*WHAT YOU HAVE TO DO*.
Return, from the listing below, every line that includes "locations".
■ ■ ■ ■
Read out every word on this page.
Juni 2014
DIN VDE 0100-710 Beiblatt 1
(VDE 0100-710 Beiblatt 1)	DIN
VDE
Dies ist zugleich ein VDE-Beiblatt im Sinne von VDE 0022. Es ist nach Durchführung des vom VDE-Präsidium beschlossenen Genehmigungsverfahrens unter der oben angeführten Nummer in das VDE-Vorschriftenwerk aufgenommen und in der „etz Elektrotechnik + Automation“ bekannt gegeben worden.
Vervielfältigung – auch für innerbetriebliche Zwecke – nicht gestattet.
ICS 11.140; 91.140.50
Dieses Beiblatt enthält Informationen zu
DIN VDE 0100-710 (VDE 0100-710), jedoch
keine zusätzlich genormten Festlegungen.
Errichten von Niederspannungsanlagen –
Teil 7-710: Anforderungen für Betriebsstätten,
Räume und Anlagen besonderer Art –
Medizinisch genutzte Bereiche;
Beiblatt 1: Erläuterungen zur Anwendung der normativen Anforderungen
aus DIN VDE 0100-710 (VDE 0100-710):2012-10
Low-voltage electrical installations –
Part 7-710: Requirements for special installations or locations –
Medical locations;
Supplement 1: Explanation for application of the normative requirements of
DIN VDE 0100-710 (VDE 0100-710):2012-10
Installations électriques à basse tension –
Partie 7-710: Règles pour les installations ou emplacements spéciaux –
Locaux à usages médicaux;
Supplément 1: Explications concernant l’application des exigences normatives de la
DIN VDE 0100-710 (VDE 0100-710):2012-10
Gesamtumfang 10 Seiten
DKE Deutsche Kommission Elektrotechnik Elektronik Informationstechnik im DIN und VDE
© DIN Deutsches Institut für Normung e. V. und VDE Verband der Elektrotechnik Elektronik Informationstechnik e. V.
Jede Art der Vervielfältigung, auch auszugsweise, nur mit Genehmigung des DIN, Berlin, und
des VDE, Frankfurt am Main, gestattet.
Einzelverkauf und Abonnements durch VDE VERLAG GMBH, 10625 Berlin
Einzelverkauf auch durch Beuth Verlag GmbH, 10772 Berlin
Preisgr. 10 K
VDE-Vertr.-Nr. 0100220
■ ■ ■ ■
*TASK SOLUTION*.
Part 7-710: Requirements for special installations or locations –
Medical locations;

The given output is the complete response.